Each gene also requires a specific transcription factor to go along with the lack of methylation in

order to create a protein. In the case of FSHD, both of these factors play a role in unnecessary

proteins being synthesized for the detriment of the muscle cell. Genes containing the DUX4

transcription binding site also lack any methylation to block the transcription. With the excess

production of the DUX4 transcription factor, unwanted proteins get synthesized. As a result of

those proteins, muscles become more prone to oxidative stress, otherwise known as muscle

wasting (Ghiasvand & Hariri, 2016); muscle stem cells are unable to make new muscle cells to

replace the damaged ones; muscle inflammation and eventual cell death. Muscle mass becomes

replaced by fat content (FSHD Society, 2020).

A gene repressor is needed to bind to the promoter on a DNA sequence for the inhibition

of the gene transcription (Shaw, 2008; Figure 2). This research will focus on the synthesis of a

repressor protein capable of interfering with the activity of the DUX4 transcription factor.

* **ASSIGNMENT**: List every source cited in parentheses in the FSHD passage, giving the author and year for each. Use only the FSHD passage to answer.

* **GIVEN INFORMATION**:
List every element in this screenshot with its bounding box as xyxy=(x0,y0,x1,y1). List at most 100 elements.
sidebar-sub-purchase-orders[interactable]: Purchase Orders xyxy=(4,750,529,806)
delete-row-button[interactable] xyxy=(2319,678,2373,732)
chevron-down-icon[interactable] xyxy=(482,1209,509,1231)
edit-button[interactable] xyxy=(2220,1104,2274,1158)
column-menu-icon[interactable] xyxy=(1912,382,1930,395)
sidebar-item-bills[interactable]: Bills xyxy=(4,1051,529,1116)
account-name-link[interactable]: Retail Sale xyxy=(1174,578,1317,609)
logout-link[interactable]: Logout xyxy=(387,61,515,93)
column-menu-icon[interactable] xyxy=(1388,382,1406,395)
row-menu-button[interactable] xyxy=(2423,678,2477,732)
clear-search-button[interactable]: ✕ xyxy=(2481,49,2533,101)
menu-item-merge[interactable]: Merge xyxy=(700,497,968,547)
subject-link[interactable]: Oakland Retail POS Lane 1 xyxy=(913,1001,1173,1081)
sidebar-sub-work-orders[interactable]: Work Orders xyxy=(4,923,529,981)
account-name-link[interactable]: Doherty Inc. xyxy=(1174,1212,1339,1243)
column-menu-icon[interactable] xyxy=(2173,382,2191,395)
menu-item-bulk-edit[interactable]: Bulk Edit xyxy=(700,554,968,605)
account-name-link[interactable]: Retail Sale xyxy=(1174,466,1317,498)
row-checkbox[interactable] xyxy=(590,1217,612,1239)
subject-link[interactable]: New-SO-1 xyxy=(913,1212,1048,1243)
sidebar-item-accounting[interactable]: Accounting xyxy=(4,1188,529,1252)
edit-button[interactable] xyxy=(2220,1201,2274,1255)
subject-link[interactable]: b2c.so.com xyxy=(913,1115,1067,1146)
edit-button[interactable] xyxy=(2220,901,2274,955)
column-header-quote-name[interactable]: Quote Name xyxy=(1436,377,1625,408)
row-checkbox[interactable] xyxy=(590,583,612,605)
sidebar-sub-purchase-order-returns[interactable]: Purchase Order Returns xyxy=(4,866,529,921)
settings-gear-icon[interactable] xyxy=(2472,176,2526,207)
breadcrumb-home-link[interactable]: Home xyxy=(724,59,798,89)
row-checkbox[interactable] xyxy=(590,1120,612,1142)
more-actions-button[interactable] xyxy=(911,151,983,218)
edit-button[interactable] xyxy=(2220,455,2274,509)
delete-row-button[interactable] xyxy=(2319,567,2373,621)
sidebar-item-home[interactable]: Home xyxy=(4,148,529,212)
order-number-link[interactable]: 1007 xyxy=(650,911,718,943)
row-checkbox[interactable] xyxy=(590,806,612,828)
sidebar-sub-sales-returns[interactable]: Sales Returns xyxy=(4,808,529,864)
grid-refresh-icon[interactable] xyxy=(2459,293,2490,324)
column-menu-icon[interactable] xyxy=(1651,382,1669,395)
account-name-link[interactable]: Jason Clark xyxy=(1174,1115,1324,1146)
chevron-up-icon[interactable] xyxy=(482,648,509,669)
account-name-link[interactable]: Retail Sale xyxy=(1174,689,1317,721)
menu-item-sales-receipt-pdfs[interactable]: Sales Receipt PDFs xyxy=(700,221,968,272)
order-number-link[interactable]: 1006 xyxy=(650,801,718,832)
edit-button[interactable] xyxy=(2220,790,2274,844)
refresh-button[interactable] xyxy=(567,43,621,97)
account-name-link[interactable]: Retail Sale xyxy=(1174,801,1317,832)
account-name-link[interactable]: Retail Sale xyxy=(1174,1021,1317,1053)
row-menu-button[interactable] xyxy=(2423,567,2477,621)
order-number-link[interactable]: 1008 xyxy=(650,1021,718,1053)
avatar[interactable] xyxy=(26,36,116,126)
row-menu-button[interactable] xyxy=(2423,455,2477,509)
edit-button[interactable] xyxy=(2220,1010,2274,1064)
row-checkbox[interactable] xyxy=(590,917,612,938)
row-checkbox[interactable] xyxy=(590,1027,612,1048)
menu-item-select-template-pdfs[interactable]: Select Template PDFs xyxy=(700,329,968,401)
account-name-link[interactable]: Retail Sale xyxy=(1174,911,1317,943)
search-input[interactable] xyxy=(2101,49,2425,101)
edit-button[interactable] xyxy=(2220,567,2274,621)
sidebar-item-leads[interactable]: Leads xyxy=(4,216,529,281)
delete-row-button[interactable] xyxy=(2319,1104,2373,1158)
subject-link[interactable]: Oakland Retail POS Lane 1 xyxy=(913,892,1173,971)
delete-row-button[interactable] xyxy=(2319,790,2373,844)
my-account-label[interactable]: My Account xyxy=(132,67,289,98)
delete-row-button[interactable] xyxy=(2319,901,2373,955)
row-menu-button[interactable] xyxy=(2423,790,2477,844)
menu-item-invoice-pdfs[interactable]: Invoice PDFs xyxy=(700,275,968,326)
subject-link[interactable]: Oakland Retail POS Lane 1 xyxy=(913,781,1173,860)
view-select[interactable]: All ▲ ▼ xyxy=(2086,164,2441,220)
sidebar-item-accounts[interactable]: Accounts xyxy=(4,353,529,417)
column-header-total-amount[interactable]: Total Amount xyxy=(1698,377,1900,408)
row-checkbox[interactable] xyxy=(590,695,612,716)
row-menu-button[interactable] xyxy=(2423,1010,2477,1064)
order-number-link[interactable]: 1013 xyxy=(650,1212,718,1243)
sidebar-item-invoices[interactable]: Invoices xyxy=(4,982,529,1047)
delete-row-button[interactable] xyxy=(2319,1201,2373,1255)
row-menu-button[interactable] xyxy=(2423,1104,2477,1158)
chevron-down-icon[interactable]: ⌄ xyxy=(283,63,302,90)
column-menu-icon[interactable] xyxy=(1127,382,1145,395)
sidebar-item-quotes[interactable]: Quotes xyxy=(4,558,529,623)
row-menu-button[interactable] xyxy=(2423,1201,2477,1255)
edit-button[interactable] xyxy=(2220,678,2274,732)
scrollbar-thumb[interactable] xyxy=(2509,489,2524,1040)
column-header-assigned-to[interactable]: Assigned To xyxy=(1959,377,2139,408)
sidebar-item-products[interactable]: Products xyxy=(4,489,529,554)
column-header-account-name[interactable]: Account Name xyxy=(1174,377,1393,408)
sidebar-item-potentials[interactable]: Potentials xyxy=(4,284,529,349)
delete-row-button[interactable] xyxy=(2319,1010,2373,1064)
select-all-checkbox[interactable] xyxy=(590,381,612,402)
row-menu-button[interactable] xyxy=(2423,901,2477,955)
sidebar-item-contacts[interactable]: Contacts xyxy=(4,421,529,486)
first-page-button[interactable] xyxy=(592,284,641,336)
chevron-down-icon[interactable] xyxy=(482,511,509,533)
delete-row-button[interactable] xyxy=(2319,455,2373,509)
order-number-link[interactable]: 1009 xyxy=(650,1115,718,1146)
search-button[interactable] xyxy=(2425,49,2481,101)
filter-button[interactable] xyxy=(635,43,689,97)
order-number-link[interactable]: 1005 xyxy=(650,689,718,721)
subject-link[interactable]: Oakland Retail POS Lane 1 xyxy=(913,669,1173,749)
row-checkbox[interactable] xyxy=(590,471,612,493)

* **RESPONSE BOX**:
- Ghiasvand & Hariri, 2016
- FSHD Society, 2020
- Shaw, 2008